Output every entry exactly as given.

────────

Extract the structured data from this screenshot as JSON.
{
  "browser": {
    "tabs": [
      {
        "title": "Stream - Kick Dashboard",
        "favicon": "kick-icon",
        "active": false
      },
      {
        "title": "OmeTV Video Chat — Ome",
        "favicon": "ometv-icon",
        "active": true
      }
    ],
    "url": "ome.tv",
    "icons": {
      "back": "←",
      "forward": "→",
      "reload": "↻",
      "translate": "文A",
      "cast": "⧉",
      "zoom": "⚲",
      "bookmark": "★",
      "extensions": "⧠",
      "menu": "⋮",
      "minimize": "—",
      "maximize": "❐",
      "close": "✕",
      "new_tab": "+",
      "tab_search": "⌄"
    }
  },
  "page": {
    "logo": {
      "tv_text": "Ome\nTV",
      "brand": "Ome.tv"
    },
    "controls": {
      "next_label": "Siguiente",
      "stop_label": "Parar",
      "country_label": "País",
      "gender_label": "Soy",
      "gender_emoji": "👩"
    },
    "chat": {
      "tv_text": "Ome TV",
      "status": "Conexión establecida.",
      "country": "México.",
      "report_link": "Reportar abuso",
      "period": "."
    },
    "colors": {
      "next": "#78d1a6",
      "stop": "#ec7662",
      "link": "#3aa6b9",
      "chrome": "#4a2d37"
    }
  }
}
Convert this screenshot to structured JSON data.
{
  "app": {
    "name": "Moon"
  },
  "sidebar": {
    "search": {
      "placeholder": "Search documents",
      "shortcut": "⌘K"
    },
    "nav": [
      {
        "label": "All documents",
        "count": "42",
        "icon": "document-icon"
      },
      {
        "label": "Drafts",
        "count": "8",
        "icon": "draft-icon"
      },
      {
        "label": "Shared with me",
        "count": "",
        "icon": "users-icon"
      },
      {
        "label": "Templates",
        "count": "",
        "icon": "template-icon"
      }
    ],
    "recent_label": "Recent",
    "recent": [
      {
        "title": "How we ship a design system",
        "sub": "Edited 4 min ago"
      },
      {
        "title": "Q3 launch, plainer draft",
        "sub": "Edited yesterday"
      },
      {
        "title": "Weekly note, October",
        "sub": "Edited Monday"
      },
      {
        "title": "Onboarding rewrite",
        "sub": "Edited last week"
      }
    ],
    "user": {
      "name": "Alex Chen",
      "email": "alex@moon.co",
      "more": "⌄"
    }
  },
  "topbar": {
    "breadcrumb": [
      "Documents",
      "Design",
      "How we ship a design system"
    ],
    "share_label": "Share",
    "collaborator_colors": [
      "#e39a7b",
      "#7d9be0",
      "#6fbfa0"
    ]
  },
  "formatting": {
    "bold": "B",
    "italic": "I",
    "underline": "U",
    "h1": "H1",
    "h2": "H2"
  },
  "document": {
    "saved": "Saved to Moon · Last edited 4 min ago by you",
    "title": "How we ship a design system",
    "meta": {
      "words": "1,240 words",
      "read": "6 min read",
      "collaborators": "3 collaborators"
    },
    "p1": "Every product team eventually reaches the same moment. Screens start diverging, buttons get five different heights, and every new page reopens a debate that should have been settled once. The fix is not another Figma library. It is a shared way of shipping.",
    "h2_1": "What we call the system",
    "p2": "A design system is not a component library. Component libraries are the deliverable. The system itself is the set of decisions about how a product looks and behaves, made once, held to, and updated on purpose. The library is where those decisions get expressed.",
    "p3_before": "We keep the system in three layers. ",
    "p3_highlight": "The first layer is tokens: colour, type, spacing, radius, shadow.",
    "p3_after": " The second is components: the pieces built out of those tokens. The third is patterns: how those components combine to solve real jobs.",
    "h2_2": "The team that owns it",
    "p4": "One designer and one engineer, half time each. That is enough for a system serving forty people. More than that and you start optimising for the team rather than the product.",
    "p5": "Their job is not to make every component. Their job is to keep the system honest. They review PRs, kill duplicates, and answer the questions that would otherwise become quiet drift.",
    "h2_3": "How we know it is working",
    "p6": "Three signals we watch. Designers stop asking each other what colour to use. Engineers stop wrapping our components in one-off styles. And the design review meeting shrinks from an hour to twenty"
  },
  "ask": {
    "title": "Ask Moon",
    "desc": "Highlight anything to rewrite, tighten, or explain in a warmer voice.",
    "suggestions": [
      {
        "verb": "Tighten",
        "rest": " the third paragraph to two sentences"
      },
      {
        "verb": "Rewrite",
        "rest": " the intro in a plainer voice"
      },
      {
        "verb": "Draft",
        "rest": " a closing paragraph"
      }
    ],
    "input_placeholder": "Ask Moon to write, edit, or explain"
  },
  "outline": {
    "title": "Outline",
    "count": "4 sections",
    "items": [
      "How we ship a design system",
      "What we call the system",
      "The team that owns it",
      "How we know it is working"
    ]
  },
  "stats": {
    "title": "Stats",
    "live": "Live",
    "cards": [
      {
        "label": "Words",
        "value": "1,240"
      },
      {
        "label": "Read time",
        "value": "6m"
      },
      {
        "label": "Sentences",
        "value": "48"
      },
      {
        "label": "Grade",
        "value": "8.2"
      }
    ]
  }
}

────────

The answer:
Extract the structured data from this screenshot as JSON.
{
  "browser": {
    "tabs": [
      {
        "title": "Stream - Kick Dashboard",
        "favicon": "kick-icon",
        "active": false
      },
      {
        "title": "OmeTV Video Chat — Ome",
        "favicon": "ometv-icon",
        "active": true
      }
    ],
    "url": "ome.tv",
    "icons": {
      "back": "←",
      "forward": "→",
      "reload": "↻",
      "translate": "文A",
      "cast": "⧉",
      "zoom": "⚲",
      "bookmark": "★",
      "extensions": "⧠",
      "menu": "⋮",
      "minimize": "—",
      "maximize": "❐",
      "close": "✕",
      "new_tab": "+",
      "tab_search": "⌄"
    }
  },
  "page": {
    "logo": {
      "tv_text": "Ome\nTV",
      "brand": "Ome.tv"
    },
    "controls": {
      "next_label": "Siguiente",
      "stop_label": "Parar",
      "country_label": "País",
      "gender_label": "Soy",
      "gender_emoji": "👩"
    },
    "chat": {
      "tv_text": "Ome TV",
      "status": "Conexión establecida.",
      "country": "México.",
      "report_link": "Reportar abuso",
      "period": "."
    },
    "colors": {
      "next": "#78d1a6",
      "stop": "#ec7662",
      "link": "#3aa6b9",
      "chrome": "#4a2d37"
    }
  }
}
Convert this screenshot to structured JSON data.
{
  "app": {
    "name": "Moon"
  },
  "sidebar": {
    "search": {
      "placeholder": "Search documents",
      "shortcut": "⌘K"
    },
    "nav": [
      {
        "label": "All documents",
        "count": "42",
        "icon": "document-icon"
      },
      {
        "label": "Drafts",
        "count": "8",
        "icon": "draft-icon"
      },
      {
        "label": "Shared with me",
        "count": "",
        "icon": "users-icon"
      },
      {
        "label": "Templates",
        "count": "",
        "icon": "template-icon"
      }
    ],
    "recent_label": "Recent",
    "recent": [
      {
        "title": "How we ship a design system",
        "sub": "Edited 4 min ago"
      },
      {
        "title": "Q3 launch, plainer draft",
        "sub": "Edited yesterday"
      },
      {
        "title": "Weekly note, October",
        "sub": "Edited Monday"
      },
      {
        "title": "Onboarding rewrite",
        "sub": "Edited last week"
      }
    ],
    "user": {
      "name": "Alex Chen",
      "email": "alex@moon.co",
      "more": "⌄"
    }
  },
  "topbar": {
    "breadcrumb": [
      "Documents",
      "Design",
      "How we ship a design system"
    ],
    "share_label": "Share",
    "collaborator_colors": [
      "#e39a7b",
      "#7d9be0",
      "#6fbfa0"
    ]
  },
  "formatting": {
    "bold": "B",
    "italic": "I",
    "underline": "U",
    "h1": "H1",
    "h2": "H2"
  },
  "document": {
    "saved": "Saved to Moon · Last edited 4 min ago by you",
    "title": "How we ship a design system",
    "meta": {
      "words": "1,240 words",
      "read": "6 min read",
      "collaborators": "3 collaborators"
    },
    "p1": "Every product team eventually reaches the same moment. Screens start diverging, buttons get five different heights, and every new page reopens a debate that should have been settled once. The fix is not another Figma library. It is a shared way of shipping.",
    "h2_1": "What we call the system",
    "p2": "A design system is not a component library. Component libraries are the deliverable. The system itself is the set of decisions about how a product looks and behaves, made once, held to, and updated on purpose. The library is where those decisions get expressed.",
    "p3_before": "We keep the system in three layers. ",
    "p3_highlight": "The first layer is tokens: colour, type, spacing, radius, shadow.",
    "p3_after": " The second is components: the pieces built out of those tokens. The third is patterns: how those components combine to solve real jobs.",
    "h2_2": "The team that owns it",
    "p4": "One designer and one engineer, half time each. That is enough for a system serving forty people. More than that and you start optimising for the team rather than the product.",
    "p5": "Their job is not to make every component. Their job is to keep the system honest. They review PRs, kill duplicates, and answer the questions that would otherwise become quiet drift.",
    "h2_3": "How we know it is working",
    "p6": "Three signals we watch. Designers stop asking each other what colour to use. Engineers stop wrapping our components in one-off styles. And the design review meeting shrinks from an hour to twenty"
  },
  "ask": {
    "title": "Ask Moon",
    "desc": "Highlight anything to rewrite, tighten, or explain in a warmer voice.",
    "suggestions": [
      {
        "verb": "Tighten",
        "rest": " the third paragraph to two sentences"
      },
      {
        "verb": "Rewrite",
        "rest": " the intro in a plainer voice"
      },
      {
        "verb": "Draft",
        "rest": " a closing paragraph"
      }
    ],
    "input_placeholder": "Ask Moon to write, edit, or explain"
  },
  "outline": {
    "title": "Outline",
    "count": "4 sections",
    "items": [
      "How we ship a design system",
      "What we call the system",
      "The team that owns it",
      "How we know it is working"
    ]
  },
  "stats": {
    "title": "Stats",
    "live": "Live",
    "cards": [
      {
        "label": "Words",
        "value": "1,240"
      },
      {
        "label": "Read time",
        "value": "6m"
      },
      {
        "label": "Sentences",
        "value": "48"
      },
      {
        "label": "Grade",
        "value": "8.2"
      }
    ]
  }
}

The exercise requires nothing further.